▼

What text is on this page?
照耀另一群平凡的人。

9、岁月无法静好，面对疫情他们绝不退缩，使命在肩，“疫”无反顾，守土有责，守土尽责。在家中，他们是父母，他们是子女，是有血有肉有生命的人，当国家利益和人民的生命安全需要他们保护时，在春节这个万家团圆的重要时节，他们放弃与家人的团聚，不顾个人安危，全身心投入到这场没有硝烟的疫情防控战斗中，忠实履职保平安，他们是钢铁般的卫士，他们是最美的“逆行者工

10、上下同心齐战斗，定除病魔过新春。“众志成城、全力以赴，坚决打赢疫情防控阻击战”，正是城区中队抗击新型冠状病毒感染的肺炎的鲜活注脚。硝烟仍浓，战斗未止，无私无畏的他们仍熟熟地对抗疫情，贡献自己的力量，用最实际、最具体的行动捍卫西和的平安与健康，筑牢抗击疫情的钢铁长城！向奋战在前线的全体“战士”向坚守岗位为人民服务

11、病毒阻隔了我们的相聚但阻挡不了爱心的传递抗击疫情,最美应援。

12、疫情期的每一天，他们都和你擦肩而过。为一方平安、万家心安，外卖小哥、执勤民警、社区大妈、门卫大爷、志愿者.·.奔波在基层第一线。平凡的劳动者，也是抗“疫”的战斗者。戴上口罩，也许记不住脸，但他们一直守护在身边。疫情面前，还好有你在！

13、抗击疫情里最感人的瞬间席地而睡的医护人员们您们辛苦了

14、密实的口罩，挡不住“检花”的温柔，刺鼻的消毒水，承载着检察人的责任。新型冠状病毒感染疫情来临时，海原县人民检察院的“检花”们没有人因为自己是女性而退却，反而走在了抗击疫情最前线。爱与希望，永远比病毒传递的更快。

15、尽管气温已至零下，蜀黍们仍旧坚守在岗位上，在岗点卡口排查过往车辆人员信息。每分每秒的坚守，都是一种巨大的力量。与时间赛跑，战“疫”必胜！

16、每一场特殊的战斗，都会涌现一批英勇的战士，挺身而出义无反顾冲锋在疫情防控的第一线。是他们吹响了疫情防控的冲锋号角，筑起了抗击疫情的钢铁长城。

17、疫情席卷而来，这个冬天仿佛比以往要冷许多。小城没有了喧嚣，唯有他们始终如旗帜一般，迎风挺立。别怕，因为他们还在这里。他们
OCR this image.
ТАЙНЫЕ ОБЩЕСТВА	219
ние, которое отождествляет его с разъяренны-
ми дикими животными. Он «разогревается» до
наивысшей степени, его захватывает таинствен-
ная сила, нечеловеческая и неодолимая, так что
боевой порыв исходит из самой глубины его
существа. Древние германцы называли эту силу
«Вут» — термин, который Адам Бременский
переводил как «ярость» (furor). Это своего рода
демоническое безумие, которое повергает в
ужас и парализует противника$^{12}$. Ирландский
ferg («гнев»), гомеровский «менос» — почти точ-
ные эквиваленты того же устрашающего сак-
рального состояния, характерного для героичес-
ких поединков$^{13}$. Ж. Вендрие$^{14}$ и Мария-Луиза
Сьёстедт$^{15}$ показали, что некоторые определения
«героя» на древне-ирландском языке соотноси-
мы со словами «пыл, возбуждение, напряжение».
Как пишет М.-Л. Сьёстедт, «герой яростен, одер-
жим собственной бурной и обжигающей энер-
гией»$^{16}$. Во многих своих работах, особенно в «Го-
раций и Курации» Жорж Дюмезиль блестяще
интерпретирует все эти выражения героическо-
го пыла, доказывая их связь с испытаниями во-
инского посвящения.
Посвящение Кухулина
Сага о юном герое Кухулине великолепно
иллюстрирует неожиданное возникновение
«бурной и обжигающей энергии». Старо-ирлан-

▲

• _Stated problem_
Pull out every line of the entries that includes the word "которое".

• _Exercise result_
ние, которое отождествляет его с разъяренны-
демоническое безумие, которое повергает в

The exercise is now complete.